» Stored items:
⟨

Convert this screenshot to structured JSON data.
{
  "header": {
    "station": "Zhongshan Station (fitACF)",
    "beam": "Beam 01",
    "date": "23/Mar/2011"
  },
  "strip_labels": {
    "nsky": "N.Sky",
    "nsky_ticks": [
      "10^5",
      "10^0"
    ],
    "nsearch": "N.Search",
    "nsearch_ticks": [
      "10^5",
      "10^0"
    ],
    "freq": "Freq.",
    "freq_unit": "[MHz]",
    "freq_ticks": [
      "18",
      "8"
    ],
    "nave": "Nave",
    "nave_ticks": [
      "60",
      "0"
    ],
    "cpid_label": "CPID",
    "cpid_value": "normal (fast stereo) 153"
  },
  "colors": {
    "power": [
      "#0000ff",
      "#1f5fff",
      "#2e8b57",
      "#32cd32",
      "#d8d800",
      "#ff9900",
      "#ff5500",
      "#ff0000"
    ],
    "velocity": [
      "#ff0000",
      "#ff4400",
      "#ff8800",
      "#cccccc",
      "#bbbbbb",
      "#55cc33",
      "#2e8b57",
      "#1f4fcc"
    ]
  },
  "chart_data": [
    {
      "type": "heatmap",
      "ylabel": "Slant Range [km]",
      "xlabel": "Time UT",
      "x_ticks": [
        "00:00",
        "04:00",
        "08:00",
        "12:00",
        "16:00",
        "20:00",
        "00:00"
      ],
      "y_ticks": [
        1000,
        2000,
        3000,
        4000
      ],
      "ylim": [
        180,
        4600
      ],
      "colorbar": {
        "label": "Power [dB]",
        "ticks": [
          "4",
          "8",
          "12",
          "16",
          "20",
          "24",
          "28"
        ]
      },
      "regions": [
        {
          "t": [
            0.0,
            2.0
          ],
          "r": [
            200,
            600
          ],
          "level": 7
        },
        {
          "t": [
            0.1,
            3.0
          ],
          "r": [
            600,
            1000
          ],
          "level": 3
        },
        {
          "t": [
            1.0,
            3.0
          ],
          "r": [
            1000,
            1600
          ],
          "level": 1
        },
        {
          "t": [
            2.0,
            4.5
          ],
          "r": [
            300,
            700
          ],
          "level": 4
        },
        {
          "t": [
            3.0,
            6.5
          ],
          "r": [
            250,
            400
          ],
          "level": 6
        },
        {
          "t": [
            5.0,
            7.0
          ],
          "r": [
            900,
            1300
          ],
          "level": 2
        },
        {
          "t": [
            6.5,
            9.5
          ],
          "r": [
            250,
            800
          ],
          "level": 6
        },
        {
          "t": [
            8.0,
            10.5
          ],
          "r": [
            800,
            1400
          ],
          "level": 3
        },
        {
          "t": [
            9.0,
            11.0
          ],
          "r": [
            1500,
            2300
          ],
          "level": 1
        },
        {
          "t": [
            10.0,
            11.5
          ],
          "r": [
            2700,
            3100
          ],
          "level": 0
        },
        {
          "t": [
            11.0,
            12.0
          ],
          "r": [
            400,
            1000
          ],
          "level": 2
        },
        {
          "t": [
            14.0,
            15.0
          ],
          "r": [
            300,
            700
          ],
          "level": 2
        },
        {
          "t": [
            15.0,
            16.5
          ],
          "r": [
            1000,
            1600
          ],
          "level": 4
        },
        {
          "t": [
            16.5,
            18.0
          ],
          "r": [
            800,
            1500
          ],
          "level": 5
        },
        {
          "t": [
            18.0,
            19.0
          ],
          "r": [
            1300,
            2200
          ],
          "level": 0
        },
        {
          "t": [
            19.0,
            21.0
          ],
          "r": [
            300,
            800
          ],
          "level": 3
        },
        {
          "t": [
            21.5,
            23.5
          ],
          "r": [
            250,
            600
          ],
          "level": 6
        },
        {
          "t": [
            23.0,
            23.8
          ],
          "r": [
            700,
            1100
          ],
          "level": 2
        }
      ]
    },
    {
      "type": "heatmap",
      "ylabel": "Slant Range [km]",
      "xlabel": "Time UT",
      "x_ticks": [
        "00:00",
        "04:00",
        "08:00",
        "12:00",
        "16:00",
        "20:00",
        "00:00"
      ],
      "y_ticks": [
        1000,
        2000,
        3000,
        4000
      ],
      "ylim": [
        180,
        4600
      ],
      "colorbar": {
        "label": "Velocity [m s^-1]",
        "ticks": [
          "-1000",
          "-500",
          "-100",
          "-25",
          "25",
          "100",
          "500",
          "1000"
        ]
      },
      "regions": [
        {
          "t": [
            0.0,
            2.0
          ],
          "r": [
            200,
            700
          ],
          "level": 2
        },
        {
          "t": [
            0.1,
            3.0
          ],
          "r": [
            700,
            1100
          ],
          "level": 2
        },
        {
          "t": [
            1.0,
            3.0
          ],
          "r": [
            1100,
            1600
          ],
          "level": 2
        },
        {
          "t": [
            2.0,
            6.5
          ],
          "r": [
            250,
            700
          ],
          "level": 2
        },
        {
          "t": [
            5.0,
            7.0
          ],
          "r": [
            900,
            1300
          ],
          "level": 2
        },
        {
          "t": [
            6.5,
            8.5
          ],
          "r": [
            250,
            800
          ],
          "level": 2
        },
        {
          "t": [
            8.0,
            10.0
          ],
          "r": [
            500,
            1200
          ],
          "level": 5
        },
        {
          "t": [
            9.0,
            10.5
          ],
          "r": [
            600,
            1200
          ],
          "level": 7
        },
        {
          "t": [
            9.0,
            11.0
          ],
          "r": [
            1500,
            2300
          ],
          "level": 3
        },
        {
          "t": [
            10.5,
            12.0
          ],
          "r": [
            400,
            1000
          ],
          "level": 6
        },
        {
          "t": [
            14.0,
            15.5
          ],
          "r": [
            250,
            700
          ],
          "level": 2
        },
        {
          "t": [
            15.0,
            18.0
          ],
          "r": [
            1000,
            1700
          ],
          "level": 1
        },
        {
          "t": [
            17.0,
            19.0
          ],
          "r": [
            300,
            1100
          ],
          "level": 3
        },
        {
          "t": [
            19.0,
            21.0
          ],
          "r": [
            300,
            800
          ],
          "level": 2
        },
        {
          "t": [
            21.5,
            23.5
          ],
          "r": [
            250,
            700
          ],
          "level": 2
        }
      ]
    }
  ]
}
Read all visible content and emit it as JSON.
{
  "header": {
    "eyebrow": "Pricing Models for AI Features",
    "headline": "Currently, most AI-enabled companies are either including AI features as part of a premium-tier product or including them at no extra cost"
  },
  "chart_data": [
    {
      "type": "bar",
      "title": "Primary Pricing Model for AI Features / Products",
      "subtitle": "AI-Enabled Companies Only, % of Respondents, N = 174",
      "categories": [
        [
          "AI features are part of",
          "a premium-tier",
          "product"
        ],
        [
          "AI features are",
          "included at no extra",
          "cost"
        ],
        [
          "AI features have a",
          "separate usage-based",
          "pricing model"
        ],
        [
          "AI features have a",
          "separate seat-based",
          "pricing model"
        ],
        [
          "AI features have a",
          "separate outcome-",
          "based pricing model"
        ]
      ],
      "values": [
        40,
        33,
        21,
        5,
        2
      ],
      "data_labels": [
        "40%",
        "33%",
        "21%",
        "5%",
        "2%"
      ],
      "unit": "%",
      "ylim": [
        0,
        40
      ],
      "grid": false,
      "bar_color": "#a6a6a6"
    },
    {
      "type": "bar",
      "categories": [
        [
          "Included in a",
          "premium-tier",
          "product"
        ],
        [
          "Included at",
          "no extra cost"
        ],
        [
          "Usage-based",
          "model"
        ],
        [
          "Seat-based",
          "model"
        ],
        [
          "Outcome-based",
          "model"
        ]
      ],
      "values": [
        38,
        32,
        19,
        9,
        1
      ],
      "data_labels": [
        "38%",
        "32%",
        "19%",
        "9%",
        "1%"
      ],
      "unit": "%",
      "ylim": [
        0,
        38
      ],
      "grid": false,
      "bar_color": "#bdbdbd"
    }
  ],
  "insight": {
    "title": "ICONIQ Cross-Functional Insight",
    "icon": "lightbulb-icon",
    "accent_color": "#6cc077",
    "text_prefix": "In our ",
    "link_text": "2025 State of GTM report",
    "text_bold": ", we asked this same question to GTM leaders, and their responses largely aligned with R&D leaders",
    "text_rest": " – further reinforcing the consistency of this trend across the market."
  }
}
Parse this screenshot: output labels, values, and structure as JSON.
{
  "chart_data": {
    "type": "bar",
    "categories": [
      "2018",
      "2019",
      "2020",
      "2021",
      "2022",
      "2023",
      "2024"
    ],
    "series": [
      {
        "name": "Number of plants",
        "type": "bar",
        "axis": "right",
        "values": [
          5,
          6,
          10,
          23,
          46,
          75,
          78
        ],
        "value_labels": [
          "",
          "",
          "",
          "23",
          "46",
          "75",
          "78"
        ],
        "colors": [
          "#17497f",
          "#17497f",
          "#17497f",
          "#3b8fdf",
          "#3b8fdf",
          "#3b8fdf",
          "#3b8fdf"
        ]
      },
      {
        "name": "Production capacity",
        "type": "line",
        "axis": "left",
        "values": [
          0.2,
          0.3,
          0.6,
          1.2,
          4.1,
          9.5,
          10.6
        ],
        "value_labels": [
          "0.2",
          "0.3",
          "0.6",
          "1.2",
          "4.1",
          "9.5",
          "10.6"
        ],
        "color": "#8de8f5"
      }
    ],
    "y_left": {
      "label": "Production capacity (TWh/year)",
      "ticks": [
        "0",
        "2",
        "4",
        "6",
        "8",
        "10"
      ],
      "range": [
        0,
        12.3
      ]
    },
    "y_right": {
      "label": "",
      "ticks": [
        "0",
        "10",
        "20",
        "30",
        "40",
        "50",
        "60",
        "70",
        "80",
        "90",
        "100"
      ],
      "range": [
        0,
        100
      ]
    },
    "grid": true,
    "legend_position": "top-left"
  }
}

⟩

How many of the lines above hold the word "type"? Give only that number.

» Exercise answer: 7